*Material zur Übung*:
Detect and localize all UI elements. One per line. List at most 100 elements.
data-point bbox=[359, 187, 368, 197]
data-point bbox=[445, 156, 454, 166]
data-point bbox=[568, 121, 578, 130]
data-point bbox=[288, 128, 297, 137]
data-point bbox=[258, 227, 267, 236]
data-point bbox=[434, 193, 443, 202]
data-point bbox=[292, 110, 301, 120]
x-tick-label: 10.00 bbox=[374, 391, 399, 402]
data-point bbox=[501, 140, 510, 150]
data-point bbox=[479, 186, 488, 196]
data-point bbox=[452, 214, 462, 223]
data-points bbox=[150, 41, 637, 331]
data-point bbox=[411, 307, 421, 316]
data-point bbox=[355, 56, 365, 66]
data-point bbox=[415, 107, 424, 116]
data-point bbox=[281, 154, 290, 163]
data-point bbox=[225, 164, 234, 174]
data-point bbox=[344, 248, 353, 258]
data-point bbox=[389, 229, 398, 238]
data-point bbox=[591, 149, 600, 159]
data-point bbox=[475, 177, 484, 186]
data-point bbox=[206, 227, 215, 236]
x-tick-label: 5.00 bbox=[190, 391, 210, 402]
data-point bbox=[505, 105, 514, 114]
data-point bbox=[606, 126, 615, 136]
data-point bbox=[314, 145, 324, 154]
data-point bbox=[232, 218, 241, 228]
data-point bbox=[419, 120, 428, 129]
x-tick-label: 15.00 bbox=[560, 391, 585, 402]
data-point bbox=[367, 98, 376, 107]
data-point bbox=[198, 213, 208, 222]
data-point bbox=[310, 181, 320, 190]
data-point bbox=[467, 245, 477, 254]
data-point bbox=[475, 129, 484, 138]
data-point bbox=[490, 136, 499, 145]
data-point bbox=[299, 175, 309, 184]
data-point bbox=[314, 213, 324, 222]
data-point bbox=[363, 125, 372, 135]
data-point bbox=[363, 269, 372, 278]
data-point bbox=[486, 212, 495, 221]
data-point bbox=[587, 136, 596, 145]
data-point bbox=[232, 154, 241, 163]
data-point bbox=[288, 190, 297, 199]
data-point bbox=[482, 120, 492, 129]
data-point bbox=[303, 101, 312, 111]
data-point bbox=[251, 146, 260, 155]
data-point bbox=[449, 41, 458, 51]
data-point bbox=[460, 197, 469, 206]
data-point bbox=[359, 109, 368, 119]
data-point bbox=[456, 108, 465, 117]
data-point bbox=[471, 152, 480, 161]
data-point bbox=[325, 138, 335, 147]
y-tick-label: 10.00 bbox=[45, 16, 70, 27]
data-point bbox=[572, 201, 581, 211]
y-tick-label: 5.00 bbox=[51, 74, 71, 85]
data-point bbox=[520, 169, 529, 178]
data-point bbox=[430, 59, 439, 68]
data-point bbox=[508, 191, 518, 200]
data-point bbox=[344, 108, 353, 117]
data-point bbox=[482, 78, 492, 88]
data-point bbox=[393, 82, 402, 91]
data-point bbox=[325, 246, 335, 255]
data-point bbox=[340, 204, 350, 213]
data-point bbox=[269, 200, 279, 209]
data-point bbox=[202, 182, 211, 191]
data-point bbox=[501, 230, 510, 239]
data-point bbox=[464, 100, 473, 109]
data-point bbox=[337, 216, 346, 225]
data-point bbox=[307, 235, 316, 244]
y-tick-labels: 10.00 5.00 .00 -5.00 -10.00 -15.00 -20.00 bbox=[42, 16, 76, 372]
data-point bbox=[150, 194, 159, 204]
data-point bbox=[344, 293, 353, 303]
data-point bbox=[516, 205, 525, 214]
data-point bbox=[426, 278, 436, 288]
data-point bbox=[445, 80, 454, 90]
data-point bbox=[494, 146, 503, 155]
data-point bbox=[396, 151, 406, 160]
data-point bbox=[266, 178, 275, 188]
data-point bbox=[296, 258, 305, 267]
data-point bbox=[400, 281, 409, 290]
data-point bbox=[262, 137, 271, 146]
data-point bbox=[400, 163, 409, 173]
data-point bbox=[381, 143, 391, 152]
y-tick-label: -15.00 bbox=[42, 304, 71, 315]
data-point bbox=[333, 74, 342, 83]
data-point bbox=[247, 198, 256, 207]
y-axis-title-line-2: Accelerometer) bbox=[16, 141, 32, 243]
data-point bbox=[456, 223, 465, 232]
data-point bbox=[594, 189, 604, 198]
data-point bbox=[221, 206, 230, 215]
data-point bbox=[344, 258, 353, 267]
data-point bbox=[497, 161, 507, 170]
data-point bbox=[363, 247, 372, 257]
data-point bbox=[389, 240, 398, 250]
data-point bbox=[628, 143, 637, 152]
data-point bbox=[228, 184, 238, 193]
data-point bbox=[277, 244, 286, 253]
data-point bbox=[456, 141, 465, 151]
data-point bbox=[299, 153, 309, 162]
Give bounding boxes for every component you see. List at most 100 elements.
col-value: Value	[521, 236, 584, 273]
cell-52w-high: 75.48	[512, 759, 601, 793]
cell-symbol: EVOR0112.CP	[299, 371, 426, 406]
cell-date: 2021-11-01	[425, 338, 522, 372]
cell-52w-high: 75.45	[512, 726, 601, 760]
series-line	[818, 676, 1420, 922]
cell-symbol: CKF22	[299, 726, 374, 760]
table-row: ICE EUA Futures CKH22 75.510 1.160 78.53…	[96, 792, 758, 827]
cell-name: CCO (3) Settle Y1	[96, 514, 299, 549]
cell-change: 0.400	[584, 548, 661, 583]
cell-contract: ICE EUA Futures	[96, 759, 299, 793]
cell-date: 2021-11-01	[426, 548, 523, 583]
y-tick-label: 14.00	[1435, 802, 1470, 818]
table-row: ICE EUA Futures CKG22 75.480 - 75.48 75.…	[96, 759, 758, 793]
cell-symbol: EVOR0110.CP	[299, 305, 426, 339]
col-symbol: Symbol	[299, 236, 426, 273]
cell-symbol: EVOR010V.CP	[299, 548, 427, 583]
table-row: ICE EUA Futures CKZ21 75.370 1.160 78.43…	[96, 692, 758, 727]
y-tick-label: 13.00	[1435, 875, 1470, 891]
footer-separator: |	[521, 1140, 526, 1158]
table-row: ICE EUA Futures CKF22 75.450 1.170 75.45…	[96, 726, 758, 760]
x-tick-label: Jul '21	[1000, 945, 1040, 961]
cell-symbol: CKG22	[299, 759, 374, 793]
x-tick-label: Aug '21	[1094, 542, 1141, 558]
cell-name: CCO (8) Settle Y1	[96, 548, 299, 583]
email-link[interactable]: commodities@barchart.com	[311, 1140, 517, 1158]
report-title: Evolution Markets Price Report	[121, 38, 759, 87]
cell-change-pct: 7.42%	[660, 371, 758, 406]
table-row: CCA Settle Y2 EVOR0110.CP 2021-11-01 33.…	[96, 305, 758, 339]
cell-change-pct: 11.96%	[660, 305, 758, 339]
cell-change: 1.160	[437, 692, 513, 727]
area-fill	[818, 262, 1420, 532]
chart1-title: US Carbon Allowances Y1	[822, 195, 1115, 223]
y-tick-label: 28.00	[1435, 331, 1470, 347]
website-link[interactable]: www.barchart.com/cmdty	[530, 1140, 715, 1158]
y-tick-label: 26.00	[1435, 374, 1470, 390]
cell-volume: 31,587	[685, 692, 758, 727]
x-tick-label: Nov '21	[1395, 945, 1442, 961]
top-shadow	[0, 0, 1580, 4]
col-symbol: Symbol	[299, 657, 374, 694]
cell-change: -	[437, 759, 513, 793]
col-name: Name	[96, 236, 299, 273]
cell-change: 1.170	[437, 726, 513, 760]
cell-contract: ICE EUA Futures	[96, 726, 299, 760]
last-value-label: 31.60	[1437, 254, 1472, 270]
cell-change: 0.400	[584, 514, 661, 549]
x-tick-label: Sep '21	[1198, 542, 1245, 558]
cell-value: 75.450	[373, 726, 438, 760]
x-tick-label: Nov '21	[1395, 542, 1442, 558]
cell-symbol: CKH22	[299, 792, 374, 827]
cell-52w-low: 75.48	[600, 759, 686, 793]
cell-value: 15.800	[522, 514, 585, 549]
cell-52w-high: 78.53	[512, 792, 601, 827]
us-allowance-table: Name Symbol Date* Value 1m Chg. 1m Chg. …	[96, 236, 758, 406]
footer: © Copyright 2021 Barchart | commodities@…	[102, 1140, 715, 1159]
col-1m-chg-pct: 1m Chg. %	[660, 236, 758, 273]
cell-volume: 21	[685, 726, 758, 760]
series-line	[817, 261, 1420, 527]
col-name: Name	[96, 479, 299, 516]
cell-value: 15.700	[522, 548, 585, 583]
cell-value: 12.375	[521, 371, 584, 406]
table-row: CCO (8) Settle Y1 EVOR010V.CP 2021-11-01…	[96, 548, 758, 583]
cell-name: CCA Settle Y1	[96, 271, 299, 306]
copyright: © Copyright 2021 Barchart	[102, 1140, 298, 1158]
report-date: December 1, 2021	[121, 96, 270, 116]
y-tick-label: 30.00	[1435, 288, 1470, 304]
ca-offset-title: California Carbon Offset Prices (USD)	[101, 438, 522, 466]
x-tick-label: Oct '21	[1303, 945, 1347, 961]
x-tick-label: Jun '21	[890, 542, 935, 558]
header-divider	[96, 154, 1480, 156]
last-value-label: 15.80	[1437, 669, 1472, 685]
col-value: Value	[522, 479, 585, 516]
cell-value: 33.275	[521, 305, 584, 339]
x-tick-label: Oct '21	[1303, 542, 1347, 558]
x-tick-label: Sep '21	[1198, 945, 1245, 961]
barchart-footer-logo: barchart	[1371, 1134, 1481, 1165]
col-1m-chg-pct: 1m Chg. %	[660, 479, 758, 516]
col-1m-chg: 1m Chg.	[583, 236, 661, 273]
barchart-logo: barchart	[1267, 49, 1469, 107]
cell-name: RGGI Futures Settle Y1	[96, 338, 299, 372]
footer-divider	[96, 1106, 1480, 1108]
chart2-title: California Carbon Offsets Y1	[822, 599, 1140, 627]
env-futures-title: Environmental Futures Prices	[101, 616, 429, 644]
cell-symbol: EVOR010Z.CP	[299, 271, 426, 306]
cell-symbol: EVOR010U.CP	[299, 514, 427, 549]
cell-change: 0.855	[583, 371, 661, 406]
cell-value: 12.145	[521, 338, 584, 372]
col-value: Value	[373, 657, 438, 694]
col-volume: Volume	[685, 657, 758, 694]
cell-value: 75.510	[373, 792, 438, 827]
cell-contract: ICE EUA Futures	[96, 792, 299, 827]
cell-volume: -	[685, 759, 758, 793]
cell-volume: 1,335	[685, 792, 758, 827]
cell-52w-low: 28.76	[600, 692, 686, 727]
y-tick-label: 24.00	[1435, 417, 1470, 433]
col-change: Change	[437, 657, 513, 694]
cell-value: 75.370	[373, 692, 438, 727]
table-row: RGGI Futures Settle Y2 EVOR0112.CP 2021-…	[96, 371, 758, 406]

*Anweisung*: Kopiere die Zeilen des Materials wortgetreu, beginnend mit der ersten Zeile. Hör nach der Zeile auf, die „data-point bbox=[288, 128, 297, 137]“ enthält, und nimm diese Zeile noch mit.

*Erwartete Antwort*:
Detect and localize all UI elements. One per line. List at most 100 elements.
data-point bbox=[359, 187, 368, 197]
data-point bbox=[445, 156, 454, 166]
data-point bbox=[568, 121, 578, 130]
data-point bbox=[288, 128, 297, 137]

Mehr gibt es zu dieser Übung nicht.